■ Exercise prompt
Copy each line below that includes "title".
#####
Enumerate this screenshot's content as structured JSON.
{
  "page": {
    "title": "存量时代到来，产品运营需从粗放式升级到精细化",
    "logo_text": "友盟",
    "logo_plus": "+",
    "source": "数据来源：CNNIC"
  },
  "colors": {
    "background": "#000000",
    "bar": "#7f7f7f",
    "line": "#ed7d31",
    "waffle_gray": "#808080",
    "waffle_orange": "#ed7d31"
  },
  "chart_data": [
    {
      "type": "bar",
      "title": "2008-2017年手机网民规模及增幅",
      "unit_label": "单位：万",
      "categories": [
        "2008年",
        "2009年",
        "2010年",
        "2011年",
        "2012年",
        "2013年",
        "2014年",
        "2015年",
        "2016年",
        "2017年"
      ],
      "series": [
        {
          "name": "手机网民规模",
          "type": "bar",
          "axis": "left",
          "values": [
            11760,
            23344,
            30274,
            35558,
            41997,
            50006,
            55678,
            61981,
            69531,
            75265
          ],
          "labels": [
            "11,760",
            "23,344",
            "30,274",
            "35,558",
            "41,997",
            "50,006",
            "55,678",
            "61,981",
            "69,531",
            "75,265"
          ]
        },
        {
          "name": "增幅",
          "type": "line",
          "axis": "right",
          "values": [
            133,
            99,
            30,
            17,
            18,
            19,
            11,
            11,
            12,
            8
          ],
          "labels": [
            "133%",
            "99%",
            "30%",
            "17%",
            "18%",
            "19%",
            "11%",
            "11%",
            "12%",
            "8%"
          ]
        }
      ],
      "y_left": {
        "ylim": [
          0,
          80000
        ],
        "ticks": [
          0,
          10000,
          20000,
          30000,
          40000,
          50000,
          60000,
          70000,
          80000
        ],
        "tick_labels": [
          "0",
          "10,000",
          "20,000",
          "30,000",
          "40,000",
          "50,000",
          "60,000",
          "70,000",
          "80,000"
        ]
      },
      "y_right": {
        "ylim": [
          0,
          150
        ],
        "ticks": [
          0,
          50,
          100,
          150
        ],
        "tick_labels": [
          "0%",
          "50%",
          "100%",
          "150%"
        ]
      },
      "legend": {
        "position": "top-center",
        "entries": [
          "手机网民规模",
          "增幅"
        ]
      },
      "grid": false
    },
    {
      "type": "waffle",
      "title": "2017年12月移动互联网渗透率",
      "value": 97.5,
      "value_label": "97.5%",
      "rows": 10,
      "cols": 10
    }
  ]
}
#####
■ Solution to this task
    "title": "存量时代到来，产品运营需从粗放式升级到精细化",
      "title": "2008-2017年手机网民规模及增幅",
      "title": "2017年12月移动互联网渗透率",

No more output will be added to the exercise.